Short exercise:
Quote all of the data exactly as given. Skip every picture it contains.
════════════════════
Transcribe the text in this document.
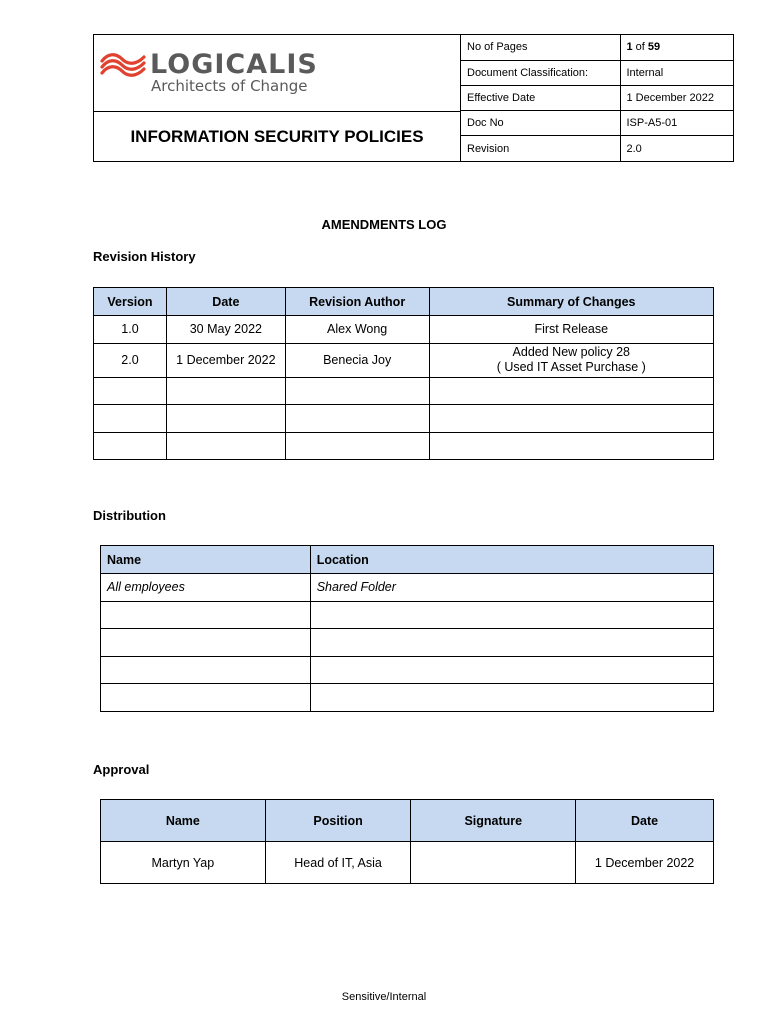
LOGICALIS
Architects of Change
INFORMATION SECURITY POLICIES
No of Pages	1 of 59
Document Classification:	Internal
Effective Date	1 December 2022
Doc No	ISP-A5-01
Revision	2.0
AMENDMENTS LOG
Revision History
Version	Date	Revision Author	Summary of Changes
1.0	30 May 2022	Alex Wong	First Release
2.0	1 December 2022	Benecia Joy	Added New policy 28
( Used IT Asset Purchase )

Distribution
Name	Location
All employees	Shared Folder

Approval
Name	Position	Signature	Date
Martyn Yap	Head of IT, Asia		1 December 2022
Sensitive/Internal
════════════════════
Answer for this exercise:
Transcribe the text in this document.
LOGICALIS
Architects of Change
INFORMATION SECURITY POLICIES
No of Pages	1 of 59
Document Classification:	Internal
Effective Date	1 December 2022
Doc No	ISP-A5-01
Revision	2.0
AMENDMENTS LOG
Revision History
Version	Date	Revision Author	Summary of Changes
1.0	30 May 2022	Alex Wong	First Release
2.0	1 December 2022	Benecia Joy	Added New policy 28
( Used IT Asset Purchase )

Distribution
Name	Location
All employees	Shared Folder

Approval
Name	Position	Signature	Date
Martyn Yap	Head of IT, Asia		1 December 2022
Sensitive/Internal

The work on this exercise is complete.